Work to do: For the data below, report the number of lines that contain the string "bottom" and nothing else.

Entries:
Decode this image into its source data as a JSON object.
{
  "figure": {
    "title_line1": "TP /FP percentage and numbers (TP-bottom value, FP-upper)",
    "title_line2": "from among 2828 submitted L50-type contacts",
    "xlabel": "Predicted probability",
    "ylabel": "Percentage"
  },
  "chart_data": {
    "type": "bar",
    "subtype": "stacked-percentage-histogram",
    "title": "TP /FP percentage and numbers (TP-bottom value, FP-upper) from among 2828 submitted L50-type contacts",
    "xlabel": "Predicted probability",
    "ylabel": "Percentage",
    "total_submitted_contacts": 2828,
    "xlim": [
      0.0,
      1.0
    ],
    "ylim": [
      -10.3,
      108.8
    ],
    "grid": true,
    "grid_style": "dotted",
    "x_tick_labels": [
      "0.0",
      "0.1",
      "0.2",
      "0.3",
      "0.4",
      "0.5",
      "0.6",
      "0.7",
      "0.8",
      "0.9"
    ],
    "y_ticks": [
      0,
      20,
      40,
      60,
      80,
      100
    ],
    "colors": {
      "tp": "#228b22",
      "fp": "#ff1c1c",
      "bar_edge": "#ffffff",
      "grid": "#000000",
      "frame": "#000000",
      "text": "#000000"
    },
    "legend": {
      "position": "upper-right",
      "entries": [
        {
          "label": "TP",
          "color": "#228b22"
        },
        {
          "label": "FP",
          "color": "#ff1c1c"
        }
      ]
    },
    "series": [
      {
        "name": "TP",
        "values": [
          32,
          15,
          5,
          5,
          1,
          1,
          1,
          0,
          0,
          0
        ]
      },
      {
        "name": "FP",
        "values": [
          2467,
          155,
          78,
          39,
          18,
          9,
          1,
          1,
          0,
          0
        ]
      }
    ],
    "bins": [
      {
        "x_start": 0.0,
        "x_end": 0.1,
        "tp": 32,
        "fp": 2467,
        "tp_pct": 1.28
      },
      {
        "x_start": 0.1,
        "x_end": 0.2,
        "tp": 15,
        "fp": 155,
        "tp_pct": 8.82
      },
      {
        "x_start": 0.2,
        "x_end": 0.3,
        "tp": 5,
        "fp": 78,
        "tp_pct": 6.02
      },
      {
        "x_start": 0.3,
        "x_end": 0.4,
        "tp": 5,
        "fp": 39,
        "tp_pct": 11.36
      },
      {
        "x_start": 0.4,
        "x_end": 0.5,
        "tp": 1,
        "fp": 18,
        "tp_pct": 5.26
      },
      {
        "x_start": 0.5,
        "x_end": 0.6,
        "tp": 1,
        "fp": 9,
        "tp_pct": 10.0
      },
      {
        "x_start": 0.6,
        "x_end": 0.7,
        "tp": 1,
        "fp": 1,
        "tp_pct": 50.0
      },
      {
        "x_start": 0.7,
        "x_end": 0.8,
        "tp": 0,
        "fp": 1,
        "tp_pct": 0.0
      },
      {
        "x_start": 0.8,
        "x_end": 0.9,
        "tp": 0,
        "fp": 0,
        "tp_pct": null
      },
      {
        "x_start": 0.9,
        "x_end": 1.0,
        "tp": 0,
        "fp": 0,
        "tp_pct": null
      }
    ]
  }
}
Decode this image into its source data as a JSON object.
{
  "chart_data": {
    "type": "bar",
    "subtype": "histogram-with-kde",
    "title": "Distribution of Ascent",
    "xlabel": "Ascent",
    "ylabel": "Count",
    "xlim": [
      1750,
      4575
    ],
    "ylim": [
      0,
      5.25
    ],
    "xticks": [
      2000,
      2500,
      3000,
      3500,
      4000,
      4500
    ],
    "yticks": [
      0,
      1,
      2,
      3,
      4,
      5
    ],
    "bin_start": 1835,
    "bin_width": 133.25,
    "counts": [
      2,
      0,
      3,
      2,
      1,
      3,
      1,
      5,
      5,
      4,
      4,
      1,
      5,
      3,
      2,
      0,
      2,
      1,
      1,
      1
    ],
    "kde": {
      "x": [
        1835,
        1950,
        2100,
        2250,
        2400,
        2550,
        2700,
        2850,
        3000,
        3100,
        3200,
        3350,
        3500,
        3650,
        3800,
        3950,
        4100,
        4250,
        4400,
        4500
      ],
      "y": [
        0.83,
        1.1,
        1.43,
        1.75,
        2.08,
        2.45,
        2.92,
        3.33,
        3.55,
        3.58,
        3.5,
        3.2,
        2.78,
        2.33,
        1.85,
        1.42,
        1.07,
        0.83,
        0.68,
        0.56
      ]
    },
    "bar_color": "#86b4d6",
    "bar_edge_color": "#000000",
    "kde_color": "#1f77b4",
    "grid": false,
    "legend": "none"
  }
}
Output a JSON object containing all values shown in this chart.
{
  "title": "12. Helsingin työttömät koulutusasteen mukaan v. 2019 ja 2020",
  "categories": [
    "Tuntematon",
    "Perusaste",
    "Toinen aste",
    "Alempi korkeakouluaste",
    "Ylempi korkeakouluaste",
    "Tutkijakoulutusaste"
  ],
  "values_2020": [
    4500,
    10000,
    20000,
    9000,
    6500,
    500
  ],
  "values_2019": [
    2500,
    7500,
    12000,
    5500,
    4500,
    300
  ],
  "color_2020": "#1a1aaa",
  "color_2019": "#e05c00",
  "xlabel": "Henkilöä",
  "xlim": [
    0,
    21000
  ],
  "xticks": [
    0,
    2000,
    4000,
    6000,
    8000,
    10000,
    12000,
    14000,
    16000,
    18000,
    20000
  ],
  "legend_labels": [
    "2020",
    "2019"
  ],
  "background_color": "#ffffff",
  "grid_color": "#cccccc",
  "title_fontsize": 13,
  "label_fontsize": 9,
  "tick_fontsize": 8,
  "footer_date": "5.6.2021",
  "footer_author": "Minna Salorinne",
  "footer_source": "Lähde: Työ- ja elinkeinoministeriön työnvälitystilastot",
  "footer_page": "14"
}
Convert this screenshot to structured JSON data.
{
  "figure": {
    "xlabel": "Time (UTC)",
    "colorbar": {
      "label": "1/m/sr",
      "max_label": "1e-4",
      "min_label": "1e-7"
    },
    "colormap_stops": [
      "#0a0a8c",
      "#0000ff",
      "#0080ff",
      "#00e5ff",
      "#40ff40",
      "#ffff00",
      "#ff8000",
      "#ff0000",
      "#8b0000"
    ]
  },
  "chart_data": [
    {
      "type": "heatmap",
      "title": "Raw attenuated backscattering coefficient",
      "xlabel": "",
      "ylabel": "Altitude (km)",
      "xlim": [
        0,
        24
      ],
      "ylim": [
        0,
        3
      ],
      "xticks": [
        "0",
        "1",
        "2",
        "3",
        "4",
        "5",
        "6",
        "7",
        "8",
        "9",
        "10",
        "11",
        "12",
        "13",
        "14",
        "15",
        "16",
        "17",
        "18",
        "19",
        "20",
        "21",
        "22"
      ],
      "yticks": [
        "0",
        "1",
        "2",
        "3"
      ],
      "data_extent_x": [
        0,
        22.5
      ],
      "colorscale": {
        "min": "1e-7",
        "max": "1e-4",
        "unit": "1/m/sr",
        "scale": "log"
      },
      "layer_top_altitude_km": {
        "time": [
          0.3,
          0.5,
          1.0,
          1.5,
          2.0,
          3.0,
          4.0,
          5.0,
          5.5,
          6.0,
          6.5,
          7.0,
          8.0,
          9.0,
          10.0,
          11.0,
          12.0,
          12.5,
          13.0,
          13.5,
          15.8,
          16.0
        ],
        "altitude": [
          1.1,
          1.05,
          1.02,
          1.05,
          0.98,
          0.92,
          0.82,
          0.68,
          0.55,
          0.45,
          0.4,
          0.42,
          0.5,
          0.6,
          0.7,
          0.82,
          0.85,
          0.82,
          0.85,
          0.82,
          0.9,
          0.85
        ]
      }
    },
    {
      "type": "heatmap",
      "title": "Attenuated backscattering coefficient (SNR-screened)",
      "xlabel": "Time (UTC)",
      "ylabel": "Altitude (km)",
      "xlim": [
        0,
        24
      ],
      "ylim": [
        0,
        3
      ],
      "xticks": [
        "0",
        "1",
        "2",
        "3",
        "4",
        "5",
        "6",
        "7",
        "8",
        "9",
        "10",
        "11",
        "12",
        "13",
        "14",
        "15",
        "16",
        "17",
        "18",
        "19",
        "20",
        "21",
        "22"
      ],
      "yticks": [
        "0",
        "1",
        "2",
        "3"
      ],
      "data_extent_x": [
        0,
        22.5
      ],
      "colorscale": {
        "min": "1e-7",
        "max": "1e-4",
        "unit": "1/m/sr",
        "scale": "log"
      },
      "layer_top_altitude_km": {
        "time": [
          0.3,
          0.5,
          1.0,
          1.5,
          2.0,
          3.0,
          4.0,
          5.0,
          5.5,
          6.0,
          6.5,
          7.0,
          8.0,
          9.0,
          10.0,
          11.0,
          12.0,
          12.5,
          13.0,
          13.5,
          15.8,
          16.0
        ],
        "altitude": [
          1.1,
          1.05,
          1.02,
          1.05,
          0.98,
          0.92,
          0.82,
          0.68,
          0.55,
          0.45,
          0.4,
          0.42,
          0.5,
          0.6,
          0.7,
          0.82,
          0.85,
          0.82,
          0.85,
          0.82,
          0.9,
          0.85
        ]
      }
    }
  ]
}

Task output: 2